A block of data
☆ ☆ ☆ ☆ ☆ ☆ ☆
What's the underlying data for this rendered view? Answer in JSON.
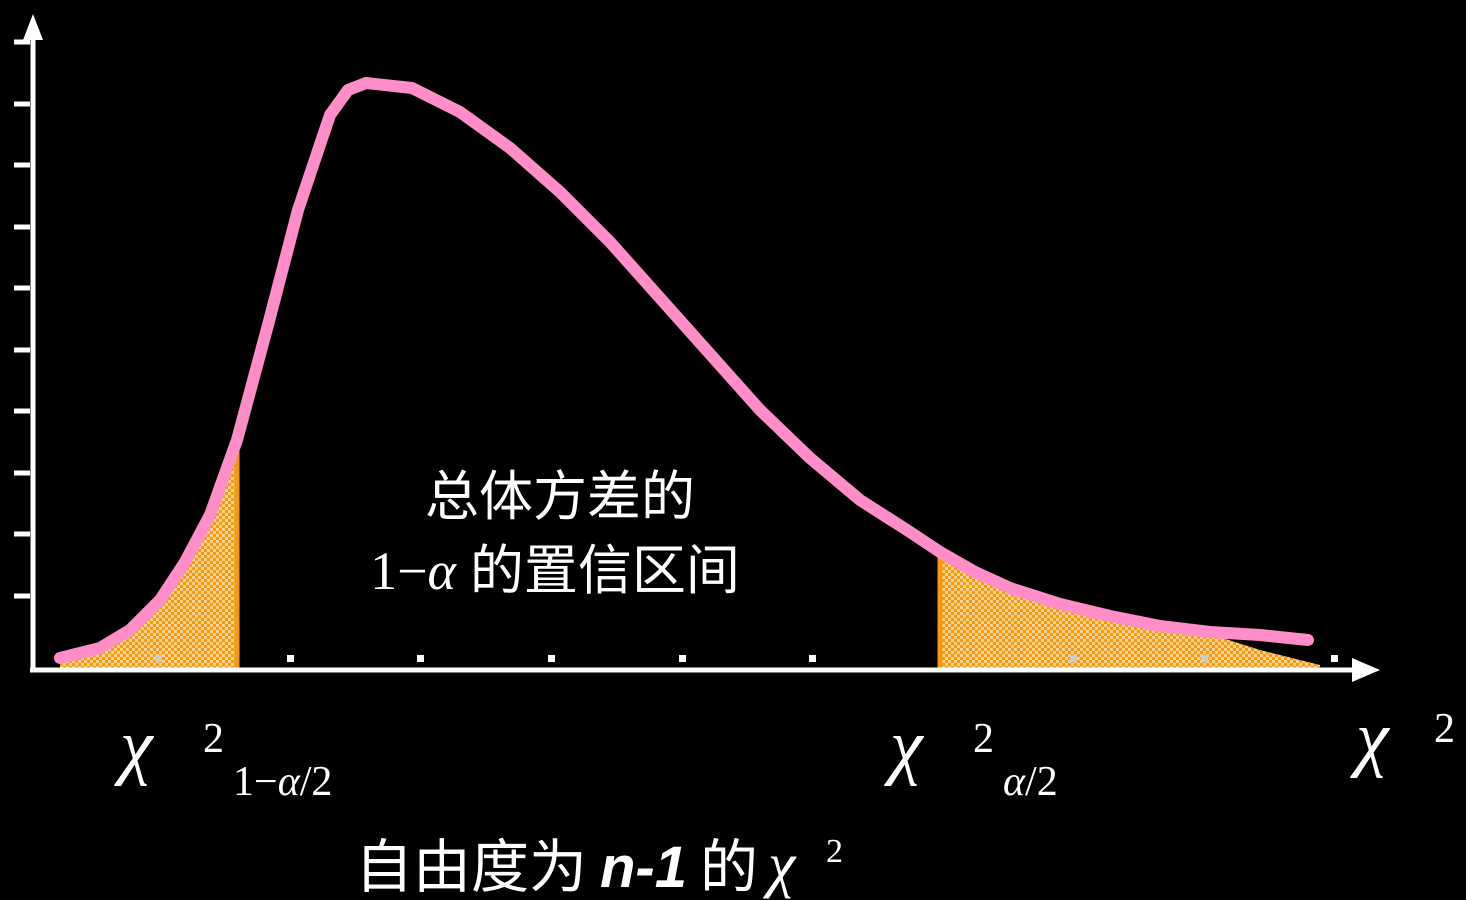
{
  "colors": {
    "background": "#000000",
    "curve": "#ff8ec8",
    "tail_fill": "#f59a0a",
    "critical_line": "#f59a0a",
    "axis": "#ffffff"
  },
  "interval_label": {
    "line1": "总体方差的",
    "line2_prefix": "1−",
    "line2_alpha": "α",
    "line2_suffix": "的置信区间"
  },
  "labels": {
    "chi_symbol": "χ",
    "lower_critical": {
      "sup": "2",
      "sub_prefix": "1−",
      "sub_alpha": "α",
      "sub_suffix": "/2"
    },
    "upper_critical": {
      "sup": "2",
      "sub_alpha": "α",
      "sub_suffix": "/2"
    },
    "axis_name": {
      "sup": "2"
    }
  },
  "caption": {
    "prefix": "自由度为",
    "bold": "n-1",
    "suffix": "的",
    "sup": "2"
  },
  "icons": {
    "chi": "chi-glyph-icon",
    "x_arrow": "arrow-right-icon",
    "y_arrow": "arrow-up-icon"
  }
}
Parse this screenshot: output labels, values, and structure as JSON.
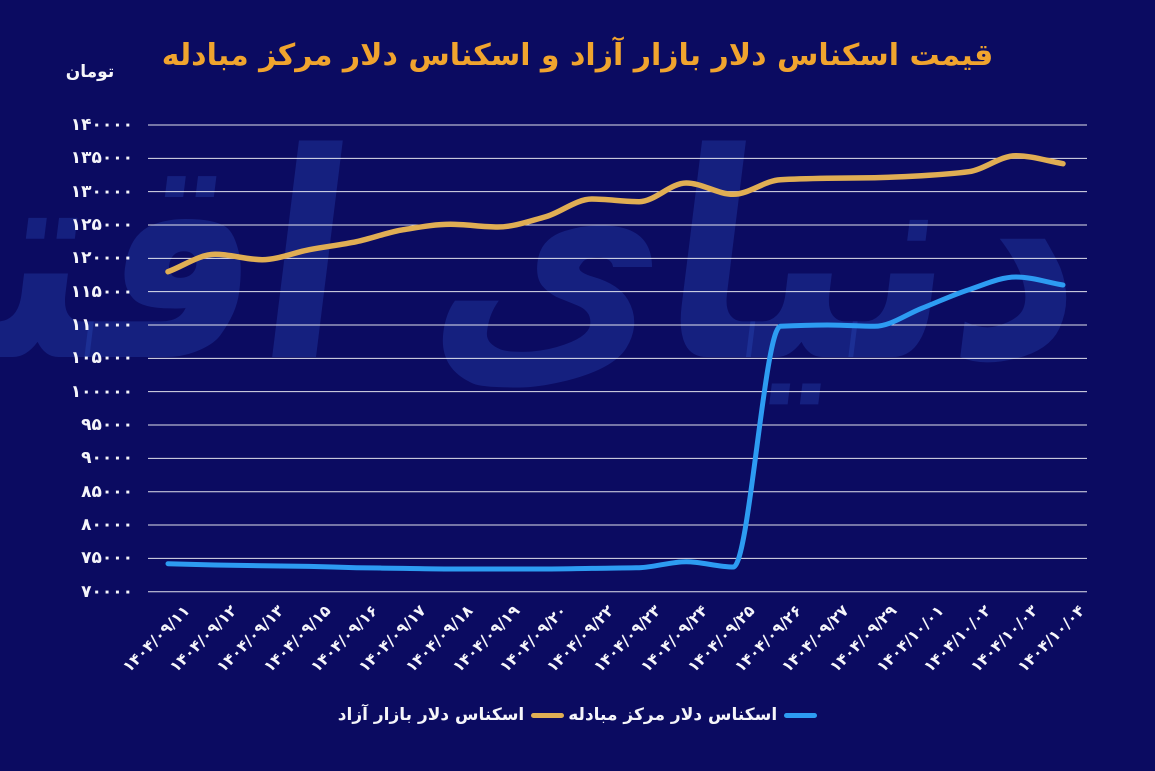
{
  "page": {
    "background": "#0b0b61",
    "watermark_color": "rgba(47,82,199,0.30)"
  },
  "header": {
    "title": "قیمت اسکناس دلار بازار آزاد و اسکناس دلار مرکز مبادله",
    "title_color": "#f0a42e",
    "unit_label": "تومان"
  },
  "watermark": {
    "text": "دنیای اقتصاد"
  },
  "chart_data": {
    "type": "line",
    "title": "قیمت اسکناس دلار بازار آزاد و اسکناس دلار مرکز مبادله",
    "ylabel": "تومان",
    "xlabel": "",
    "grid": true,
    "legend_position": "bottom",
    "ylim": [
      70000,
      140000
    ],
    "ytick_step": 5000,
    "x_labels": [
      "۱۴۰۴/۰۹/۱۱",
      "۱۴۰۴/۰۹/۱۲",
      "۱۴۰۴/۰۹/۱۳",
      "۱۴۰۴/۰۹/۱۵",
      "۱۴۰۴/۰۹/۱۶",
      "۱۴۰۴/۰۹/۱۷",
      "۱۴۰۴/۰۹/۱۸",
      "۱۴۰۴/۰۹/۱۹",
      "۱۴۰۴/۰۹/۲۰",
      "۱۴۰۴/۰۹/۲۲",
      "۱۴۰۴/۰۹/۲۳",
      "۱۴۰۴/۰۹/۲۴",
      "۱۴۰۴/۰۹/۲۵",
      "۱۴۰۴/۰۹/۲۶",
      "۱۴۰۴/۰۹/۲۷",
      "۱۴۰۴/۰۹/۲۹",
      "۱۴۰۴/۱۰/۰۱",
      "۱۴۰۴/۱۰/۰۲",
      "۱۴۰۴/۱۰/۰۳",
      "۱۴۰۴/۱۰/۰۴"
    ],
    "series": [
      {
        "id": "free-market",
        "name": "اسکناس دلار بازار آزاد",
        "color": "#e0ae54",
        "values": [
          118000,
          120600,
          119800,
          121300,
          122500,
          124300,
          125100,
          124700,
          126200,
          128900,
          128500,
          131300,
          129600,
          131800,
          132000,
          132100,
          132400,
          133000,
          135400,
          134200
        ]
      },
      {
        "id": "exchange-center",
        "name": "اسکناس دلار مرکز مبادله",
        "color": "#2d9cf2",
        "values": [
          74200,
          74000,
          73900,
          73800,
          73600,
          73500,
          73400,
          73400,
          73400,
          73500,
          73600,
          74500,
          73700,
          109800,
          110000,
          109800,
          112500,
          115300,
          117200,
          116000
        ]
      }
    ],
    "yticks": [
      {
        "value": 140000,
        "label": "۱۴۰۰۰۰"
      },
      {
        "value": 135000,
        "label": "۱۳۵۰۰۰"
      },
      {
        "value": 130000,
        "label": "۱۳۰۰۰۰"
      },
      {
        "value": 125000,
        "label": "۱۲۵۰۰۰"
      },
      {
        "value": 120000,
        "label": "۱۲۰۰۰۰"
      },
      {
        "value": 115000,
        "label": "۱۱۵۰۰۰"
      },
      {
        "value": 110000,
        "label": "۱۱۰۰۰۰"
      },
      {
        "value": 105000,
        "label": "۱۰۵۰۰۰"
      },
      {
        "value": 100000,
        "label": "۱۰۰۰۰۰"
      },
      {
        "value": 95000,
        "label": "۹۵۰۰۰"
      },
      {
        "value": 90000,
        "label": "۹۰۰۰۰"
      },
      {
        "value": 85000,
        "label": "۸۵۰۰۰"
      },
      {
        "value": 80000,
        "label": "۸۰۰۰۰"
      },
      {
        "value": 75000,
        "label": "۷۵۰۰۰"
      },
      {
        "value": 70000,
        "label": "۷۰۰۰۰"
      }
    ],
    "colors": {
      "gridline": "#ffffff",
      "axis_text": "#f5f5fa"
    }
  }
}
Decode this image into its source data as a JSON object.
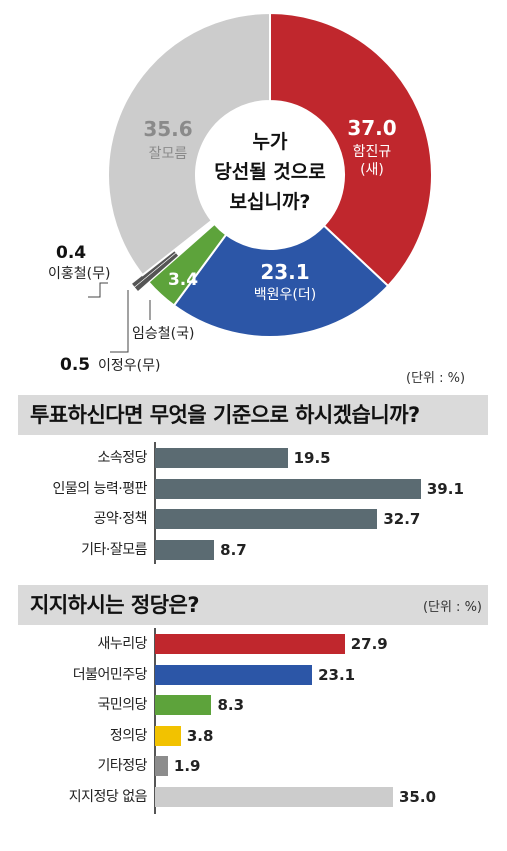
{
  "donut": {
    "question_lines": [
      "누가",
      "당선될 것으로",
      "보십니까?"
    ],
    "slices": [
      {
        "name": "함진규",
        "party": "(새)",
        "value": 37.0,
        "color": "#c0272d"
      },
      {
        "name": "백원우",
        "party": "(더)",
        "value": 23.1,
        "color": "#2c56a7"
      },
      {
        "name": "임승철",
        "party": "(국)",
        "value": 3.4,
        "color": "#5da33b"
      },
      {
        "name": "이정우",
        "party": "(무)",
        "value": 0.5,
        "color": "#555555"
      },
      {
        "name": "이홍철",
        "party": "(무)",
        "value": 0.4,
        "color": "#555555"
      },
      {
        "name": "잘모름",
        "party": "",
        "value": 35.6,
        "color": "#cccccc"
      }
    ],
    "labels": {
      "ham_value": "37.0",
      "ham_name": "함진규",
      "ham_party": "(새)",
      "baek_value": "23.1",
      "baek_name": "백원우(더)",
      "im_value": "3.4",
      "im_name": "임승철(국)",
      "lee_jw_value": "0.5",
      "lee_jw_name": "이정우(무)",
      "lee_hc_value": "0.4",
      "lee_hc_name": "이홍철(무)",
      "unknown_value": "35.6",
      "unknown_name": "잘모름"
    },
    "unit": "(단위 : %)"
  },
  "section1": {
    "title": "투표하신다면 무엇을 기준으로 하시겠습니까?"
  },
  "section2": {
    "title": "지지하시는 정당은?",
    "unit": "(단위 : %)"
  },
  "chart_data": [
    {
      "type": "pie",
      "title": "누가 당선될 것으로 보십니까?",
      "categories": [
        "함진규(새)",
        "백원우(더)",
        "임승철(국)",
        "이정우(무)",
        "이홍철(무)",
        "잘모름"
      ],
      "values": [
        37.0,
        23.1,
        3.4,
        0.5,
        0.4,
        35.6
      ],
      "colors": [
        "#c0272d",
        "#2c56a7",
        "#5da33b",
        "#555555",
        "#555555",
        "#cccccc"
      ]
    },
    {
      "type": "bar",
      "title": "투표하신다면 무엇을 기준으로 하시겠습니까?",
      "categories": [
        "소속정당",
        "인물의 능력·평판",
        "공약·정책",
        "기타·잘모름"
      ],
      "values": [
        19.5,
        39.1,
        32.7,
        8.7
      ],
      "labels": [
        "19.5",
        "39.1",
        "32.7",
        "8.7"
      ],
      "colors": [
        "#5b6b72",
        "#5b6b72",
        "#5b6b72",
        "#5b6b72"
      ],
      "xlim": [
        0,
        40
      ]
    },
    {
      "type": "bar",
      "title": "지지하시는 정당은?",
      "categories": [
        "새누리당",
        "더불어민주당",
        "국민의당",
        "정의당",
        "기타정당",
        "지지정당 없음"
      ],
      "values": [
        27.9,
        23.1,
        8.3,
        3.8,
        1.9,
        35.0
      ],
      "labels": [
        "27.9",
        "23.1",
        "8.3",
        "3.8",
        "1.9",
        "35.0"
      ],
      "colors": [
        "#c0272d",
        "#2c56a7",
        "#5da33b",
        "#f2c200",
        "#8c8c8c",
        "#cccccc"
      ],
      "xlim": [
        0,
        40
      ]
    }
  ]
}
☆ ☆ ☆ ☆ ☆ ☆ ☆
> _Challenge_
Find all lines where the word "arrow" appears. Copy them.

> _Exercise output_
    "x_arrow": "arrow-right-icon",
    "y_arrow": "arrow-up-icon"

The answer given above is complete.